## WORK TO BE COMPLETED:
Write the listing out again, all of it, word for word.
-- start SUPPLIED DATA --
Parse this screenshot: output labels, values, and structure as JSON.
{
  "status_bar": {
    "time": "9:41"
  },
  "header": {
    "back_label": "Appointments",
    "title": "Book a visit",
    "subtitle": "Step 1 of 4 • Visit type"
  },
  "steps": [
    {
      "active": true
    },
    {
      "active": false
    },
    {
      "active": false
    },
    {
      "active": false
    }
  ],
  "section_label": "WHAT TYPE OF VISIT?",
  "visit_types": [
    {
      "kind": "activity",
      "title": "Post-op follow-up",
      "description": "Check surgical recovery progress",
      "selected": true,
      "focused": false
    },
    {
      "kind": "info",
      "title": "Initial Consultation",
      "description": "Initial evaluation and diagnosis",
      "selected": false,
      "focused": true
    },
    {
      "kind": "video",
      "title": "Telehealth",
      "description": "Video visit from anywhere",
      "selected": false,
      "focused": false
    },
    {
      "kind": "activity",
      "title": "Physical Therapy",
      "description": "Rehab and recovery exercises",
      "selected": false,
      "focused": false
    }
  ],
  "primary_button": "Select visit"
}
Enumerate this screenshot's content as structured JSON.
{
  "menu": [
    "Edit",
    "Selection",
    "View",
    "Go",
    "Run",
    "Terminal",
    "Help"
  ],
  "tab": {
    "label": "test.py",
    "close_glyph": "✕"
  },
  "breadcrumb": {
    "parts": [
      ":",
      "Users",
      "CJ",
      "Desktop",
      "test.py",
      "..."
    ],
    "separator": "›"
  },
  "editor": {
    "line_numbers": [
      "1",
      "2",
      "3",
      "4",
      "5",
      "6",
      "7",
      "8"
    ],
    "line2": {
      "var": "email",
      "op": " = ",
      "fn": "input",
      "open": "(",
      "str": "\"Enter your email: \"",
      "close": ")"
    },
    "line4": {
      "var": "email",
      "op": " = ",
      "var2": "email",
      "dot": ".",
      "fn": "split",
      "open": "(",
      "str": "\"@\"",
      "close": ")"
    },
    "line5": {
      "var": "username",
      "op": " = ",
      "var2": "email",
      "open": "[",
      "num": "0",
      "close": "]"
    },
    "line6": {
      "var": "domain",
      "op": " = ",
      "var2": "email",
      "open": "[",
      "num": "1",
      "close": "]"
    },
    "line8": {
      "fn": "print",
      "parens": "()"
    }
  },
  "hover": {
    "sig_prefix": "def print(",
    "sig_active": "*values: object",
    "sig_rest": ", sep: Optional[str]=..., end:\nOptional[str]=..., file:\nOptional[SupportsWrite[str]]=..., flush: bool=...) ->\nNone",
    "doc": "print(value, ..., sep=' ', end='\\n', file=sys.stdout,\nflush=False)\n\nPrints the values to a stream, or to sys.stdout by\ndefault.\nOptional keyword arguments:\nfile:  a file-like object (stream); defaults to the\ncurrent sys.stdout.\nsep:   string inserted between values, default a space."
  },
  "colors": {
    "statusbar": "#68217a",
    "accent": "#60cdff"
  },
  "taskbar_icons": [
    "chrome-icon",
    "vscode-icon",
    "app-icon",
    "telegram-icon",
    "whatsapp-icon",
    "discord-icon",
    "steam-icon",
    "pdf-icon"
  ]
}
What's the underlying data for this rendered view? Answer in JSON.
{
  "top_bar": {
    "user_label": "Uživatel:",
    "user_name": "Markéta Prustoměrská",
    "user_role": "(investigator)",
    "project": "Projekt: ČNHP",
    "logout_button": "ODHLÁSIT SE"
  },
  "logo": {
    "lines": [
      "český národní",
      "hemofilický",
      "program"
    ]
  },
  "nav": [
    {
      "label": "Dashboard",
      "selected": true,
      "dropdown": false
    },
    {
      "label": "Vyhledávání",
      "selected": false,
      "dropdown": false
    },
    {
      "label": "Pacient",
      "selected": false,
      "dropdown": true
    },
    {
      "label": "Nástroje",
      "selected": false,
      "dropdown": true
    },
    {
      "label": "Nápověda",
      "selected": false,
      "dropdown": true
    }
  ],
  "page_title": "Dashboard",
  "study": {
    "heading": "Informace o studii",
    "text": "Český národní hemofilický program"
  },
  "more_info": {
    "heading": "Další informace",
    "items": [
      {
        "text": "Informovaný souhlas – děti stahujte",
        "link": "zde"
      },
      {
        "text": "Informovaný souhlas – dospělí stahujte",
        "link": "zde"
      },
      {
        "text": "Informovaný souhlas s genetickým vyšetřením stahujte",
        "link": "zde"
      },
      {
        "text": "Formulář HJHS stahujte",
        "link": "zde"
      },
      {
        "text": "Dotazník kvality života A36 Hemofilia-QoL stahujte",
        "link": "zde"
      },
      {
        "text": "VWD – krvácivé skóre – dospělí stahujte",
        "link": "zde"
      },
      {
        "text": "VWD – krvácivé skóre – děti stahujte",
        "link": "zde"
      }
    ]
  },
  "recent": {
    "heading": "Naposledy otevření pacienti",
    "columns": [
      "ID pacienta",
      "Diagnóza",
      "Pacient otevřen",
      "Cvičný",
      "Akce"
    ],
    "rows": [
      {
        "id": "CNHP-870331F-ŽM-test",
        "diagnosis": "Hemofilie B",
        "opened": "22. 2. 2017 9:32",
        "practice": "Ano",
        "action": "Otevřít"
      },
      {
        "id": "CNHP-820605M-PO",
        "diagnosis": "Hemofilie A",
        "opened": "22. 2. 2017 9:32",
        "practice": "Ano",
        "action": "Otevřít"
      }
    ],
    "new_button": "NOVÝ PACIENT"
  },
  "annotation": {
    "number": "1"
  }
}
-- end SUPPLIED DATA --
## EXERCISE RESPONSE:
Parse this screenshot: output labels, values, and structure as JSON.
{
  "status_bar": {
    "time": "9:41"
  },
  "header": {
    "back_label": "Appointments",
    "title": "Book a visit",
    "subtitle": "Step 1 of 4 • Visit type"
  },
  "steps": [
    {
      "active": true
    },
    {
      "active": false
    },
    {
      "active": false
    },
    {
      "active": false
    }
  ],
  "section_label": "WHAT TYPE OF VISIT?",
  "visit_types": [
    {
      "kind": "activity",
      "title": "Post-op follow-up",
      "description": "Check surgical recovery progress",
      "selected": true,
      "focused": false
    },
    {
      "kind": "info",
      "title": "Initial Consultation",
      "description": "Initial evaluation and diagnosis",
      "selected": false,
      "focused": true
    },
    {
      "kind": "video",
      "title": "Telehealth",
      "description": "Video visit from anywhere",
      "selected": false,
      "focused": false
    },
    {
      "kind": "activity",
      "title": "Physical Therapy",
      "description": "Rehab and recovery exercises",
      "selected": false,
      "focused": false
    }
  ],
  "primary_button": "Select visit"
}
Enumerate this screenshot's content as structured JSON.
{
  "menu": [
    "Edit",
    "Selection",
    "View",
    "Go",
    "Run",
    "Terminal",
    "Help"
  ],
  "tab": {
    "label": "test.py",
    "close_glyph": "✕"
  },
  "breadcrumb": {
    "parts": [
      ":",
      "Users",
      "CJ",
      "Desktop",
      "test.py",
      "..."
    ],
    "separator": "›"
  },
  "editor": {
    "line_numbers": [
      "1",
      "2",
      "3",
      "4",
      "5",
      "6",
      "7",
      "8"
    ],
    "line2": {
      "var": "email",
      "op": " = ",
      "fn": "input",
      "open": "(",
      "str": "\"Enter your email: \"",
      "close": ")"
    },
    "line4": {
      "var": "email",
      "op": " = ",
      "var2": "email",
      "dot": ".",
      "fn": "split",
      "open": "(",
      "str": "\"@\"",
      "close": ")"
    },
    "line5": {
      "var": "username",
      "op": " = ",
      "var2": "email",
      "open": "[",
      "num": "0",
      "close": "]"
    },
    "line6": {
      "var": "domain",
      "op": " = ",
      "var2": "email",
      "open": "[",
      "num": "1",
      "close": "]"
    },
    "line8": {
      "fn": "print",
      "parens": "()"
    }
  },
  "hover": {
    "sig_prefix": "def print(",
    "sig_active": "*values: object",
    "sig_rest": ", sep: Optional[str]=..., end:\nOptional[str]=..., file:\nOptional[SupportsWrite[str]]=..., flush: bool=...) ->\nNone",
    "doc": "print(value, ..., sep=' ', end='\\n', file=sys.stdout,\nflush=False)\n\nPrints the values to a stream, or to sys.stdout by\ndefault.\nOptional keyword arguments:\nfile:  a file-like object (stream); defaults to the\ncurrent sys.stdout.\nsep:   string inserted between values, default a space."
  },
  "colors": {
    "statusbar": "#68217a",
    "accent": "#60cdff"
  },
  "taskbar_icons": [
    "chrome-icon",
    "vscode-icon",
    "app-icon",
    "telegram-icon",
    "whatsapp-icon",
    "discord-icon",
    "steam-icon",
    "pdf-icon"
  ]
}
What's the underlying data for this rendered view? Answer in JSON.
{
  "top_bar": {
    "user_label": "Uživatel:",
    "user_name": "Markéta Prustoměrská",
    "user_role": "(investigator)",
    "project": "Projekt: ČNHP",
    "logout_button": "ODHLÁSIT SE"
  },
  "logo": {
    "lines": [
      "český národní",
      "hemofilický",
      "program"
    ]
  },
  "nav": [
    {
      "label": "Dashboard",
      "selected": true,
      "dropdown": false
    },
    {
      "label": "Vyhledávání",
      "selected": false,
      "dropdown": false
    },
    {
      "label": "Pacient",
      "selected": false,
      "dropdown": true
    },
    {
      "label": "Nástroje",
      "selected": false,
      "dropdown": true
    },
    {
      "label": "Nápověda",
      "selected": false,
      "dropdown": true
    }
  ],
  "page_title": "Dashboard",
  "study": {
    "heading": "Informace o studii",
    "text": "Český národní hemofilický program"
  },
  "more_info": {
    "heading": "Další informace",
    "items": [
      {
        "text": "Informovaný souhlas – děti stahujte",
        "link": "zde"
      },
      {
        "text": "Informovaný souhlas – dospělí stahujte",
        "link": "zde"
      },
      {
        "text": "Informovaný souhlas s genetickým vyšetřením stahujte",
        "link": "zde"
      },
      {
        "text": "Formulář HJHS stahujte",
        "link": "zde"
      },
      {
        "text": "Dotazník kvality života A36 Hemofilia-QoL stahujte",
        "link": "zde"
      },
      {
        "text": "VWD – krvácivé skóre – dospělí stahujte",
        "link": "zde"
      },
      {
        "text": "VWD – krvácivé skóre – děti stahujte",
        "link": "zde"
      }
    ]
  },
  "recent": {
    "heading": "Naposledy otevření pacienti",
    "columns": [
      "ID pacienta",
      "Diagnóza",
      "Pacient otevřen",
      "Cvičný",
      "Akce"
    ],
    "rows": [
      {
        "id": "CNHP-870331F-ŽM-test",
        "diagnosis": "Hemofilie B",
        "opened": "22. 2. 2017 9:32",
        "practice": "Ano",
        "action": "Otevřít"
      },
      {
        "id": "CNHP-820605M-PO",
        "diagnosis": "Hemofilie A",
        "opened": "22. 2. 2017 9:32",
        "practice": "Ano",
        "action": "Otevřít"
      }
    ],
    "new_button": "NOVÝ PACIENT"
  },
  "annotation": {
    "number": "1"
  }
}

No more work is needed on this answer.